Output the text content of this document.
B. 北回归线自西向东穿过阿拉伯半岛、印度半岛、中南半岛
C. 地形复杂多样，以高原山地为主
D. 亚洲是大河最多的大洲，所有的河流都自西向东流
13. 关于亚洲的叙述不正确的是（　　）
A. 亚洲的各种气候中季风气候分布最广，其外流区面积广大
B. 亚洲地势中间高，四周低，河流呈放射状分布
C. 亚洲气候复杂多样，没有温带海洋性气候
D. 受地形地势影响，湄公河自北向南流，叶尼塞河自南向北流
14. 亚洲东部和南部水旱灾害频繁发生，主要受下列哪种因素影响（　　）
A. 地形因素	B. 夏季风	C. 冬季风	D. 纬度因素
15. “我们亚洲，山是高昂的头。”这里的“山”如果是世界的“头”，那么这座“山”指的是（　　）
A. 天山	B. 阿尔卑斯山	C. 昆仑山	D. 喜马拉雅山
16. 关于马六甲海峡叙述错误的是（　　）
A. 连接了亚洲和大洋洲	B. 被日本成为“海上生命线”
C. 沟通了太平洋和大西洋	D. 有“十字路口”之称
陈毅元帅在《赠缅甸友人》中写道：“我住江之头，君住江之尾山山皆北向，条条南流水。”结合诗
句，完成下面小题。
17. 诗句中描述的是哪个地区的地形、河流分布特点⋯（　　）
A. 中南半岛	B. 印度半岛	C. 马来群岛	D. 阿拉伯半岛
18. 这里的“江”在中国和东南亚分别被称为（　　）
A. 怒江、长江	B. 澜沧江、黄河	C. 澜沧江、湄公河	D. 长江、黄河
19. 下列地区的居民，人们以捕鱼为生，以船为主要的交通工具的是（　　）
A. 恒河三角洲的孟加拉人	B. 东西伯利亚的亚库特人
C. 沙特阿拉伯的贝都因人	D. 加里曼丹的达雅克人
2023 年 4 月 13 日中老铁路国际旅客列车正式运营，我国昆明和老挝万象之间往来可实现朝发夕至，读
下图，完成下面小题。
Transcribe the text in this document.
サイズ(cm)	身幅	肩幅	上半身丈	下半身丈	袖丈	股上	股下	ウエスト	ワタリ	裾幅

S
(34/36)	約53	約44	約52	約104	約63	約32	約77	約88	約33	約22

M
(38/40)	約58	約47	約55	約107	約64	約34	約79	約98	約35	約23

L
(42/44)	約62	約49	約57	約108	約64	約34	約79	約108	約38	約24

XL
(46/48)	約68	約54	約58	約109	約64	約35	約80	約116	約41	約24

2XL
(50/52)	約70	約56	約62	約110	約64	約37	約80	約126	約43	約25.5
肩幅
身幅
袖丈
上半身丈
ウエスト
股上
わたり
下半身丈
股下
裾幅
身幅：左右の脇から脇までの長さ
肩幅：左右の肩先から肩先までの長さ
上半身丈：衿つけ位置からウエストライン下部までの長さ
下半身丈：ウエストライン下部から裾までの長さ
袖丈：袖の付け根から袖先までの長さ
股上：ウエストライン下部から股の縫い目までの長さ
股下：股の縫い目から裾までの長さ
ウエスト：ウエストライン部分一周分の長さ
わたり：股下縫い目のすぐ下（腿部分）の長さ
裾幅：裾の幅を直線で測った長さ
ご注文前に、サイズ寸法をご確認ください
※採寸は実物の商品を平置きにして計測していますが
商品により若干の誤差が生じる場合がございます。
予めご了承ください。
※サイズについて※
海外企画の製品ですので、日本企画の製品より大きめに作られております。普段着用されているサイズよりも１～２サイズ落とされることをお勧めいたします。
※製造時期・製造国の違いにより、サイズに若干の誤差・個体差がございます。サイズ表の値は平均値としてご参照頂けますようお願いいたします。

■ ■ ■ ■ ■ ■ ■

• Written task: Retype the records above exactly.

• Answer below:
Output the text content of this document.
B. 北回归线自西向东穿过阿拉伯半岛、印度半岛、中南半岛
C. 地形复杂多样，以高原山地为主
D. 亚洲是大河最多的大洲，所有的河流都自西向东流
13. 关于亚洲的叙述不正确的是（　　）
A. 亚洲的各种气候中季风气候分布最广，其外流区面积广大
B. 亚洲地势中间高，四周低，河流呈放射状分布
C. 亚洲气候复杂多样，没有温带海洋性气候
D. 受地形地势影响，湄公河自北向南流，叶尼塞河自南向北流
14. 亚洲东部和南部水旱灾害频繁发生，主要受下列哪种因素影响（　　）
A. 地形因素	B. 夏季风	C. 冬季风	D. 纬度因素
15. “我们亚洲，山是高昂的头。”这里的“山”如果是世界的“头”，那么这座“山”指的是（　　）
A. 天山	B. 阿尔卑斯山	C. 昆仑山	D. 喜马拉雅山
16. 关于马六甲海峡叙述错误的是（　　）
A. 连接了亚洲和大洋洲	B. 被日本成为“海上生命线”
C. 沟通了太平洋和大西洋	D. 有“十字路口”之称
陈毅元帅在《赠缅甸友人》中写道：“我住江之头，君住江之尾山山皆北向，条条南流水。”结合诗
句，完成下面小题。
17. 诗句中描述的是哪个地区的地形、河流分布特点⋯（　　）
A. 中南半岛	B. 印度半岛	C. 马来群岛	D. 阿拉伯半岛
18. 这里的“江”在中国和东南亚分别被称为（　　）
A. 怒江、长江	B. 澜沧江、黄河	C. 澜沧江、湄公河	D. 长江、黄河
19. 下列地区的居民，人们以捕鱼为生，以船为主要的交通工具的是（　　）
A. 恒河三角洲的孟加拉人	B. 东西伯利亚的亚库特人
C. 沙特阿拉伯的贝都因人	D. 加里曼丹的达雅克人
2023 年 4 月 13 日中老铁路国际旅客列车正式运营，我国昆明和老挝万象之间往来可实现朝发夕至，读
下图，完成下面小题。
Transcribe the text in this document.
サイズ(cm)	身幅	肩幅	上半身丈	下半身丈	袖丈	股上	股下	ウエスト	ワタリ	裾幅

S
(34/36)	約53	約44	約52	約104	約63	約32	約77	約88	約33	約22

M
(38/40)	約58	約47	約55	約107	約64	約34	約79	約98	約35	約23

L
(42/44)	約62	約49	約57	約108	約64	約34	約79	約108	約38	約24

XL
(46/48)	約68	約54	約58	約109	約64	約35	約80	約116	約41	約24

2XL
(50/52)	約70	約56	約62	約110	約64	約37	約80	約126	約43	約25.5
肩幅
身幅
袖丈
上半身丈
ウエスト
股上
わたり
下半身丈
股下
裾幅
身幅：左右の脇から脇までの長さ
肩幅：左右の肩先から肩先までの長さ
上半身丈：衿つけ位置からウエストライン下部までの長さ
下半身丈：ウエストライン下部から裾までの長さ
袖丈：袖の付け根から袖先までの長さ
股上：ウエストライン下部から股の縫い目までの長さ
股下：股の縫い目から裾までの長さ
ウエスト：ウエストライン部分一周分の長さ
わたり：股下縫い目のすぐ下（腿部分）の長さ
裾幅：裾の幅を直線で測った長さ
ご注文前に、サイズ寸法をご確認ください
※採寸は実物の商品を平置きにして計測していますが
商品により若干の誤差が生じる場合がございます。
予めご了承ください。
※サイズについて※
海外企画の製品ですので、日本企画の製品より大きめに作られております。普段着用されているサイズよりも１～２サイズ落とされることをお勧めいたします。
※製造時期・製造国の違いにより、サイズに若干の誤差・個体差がございます。サイズ表の値は平均値としてご参照頂けますようお願いいたします。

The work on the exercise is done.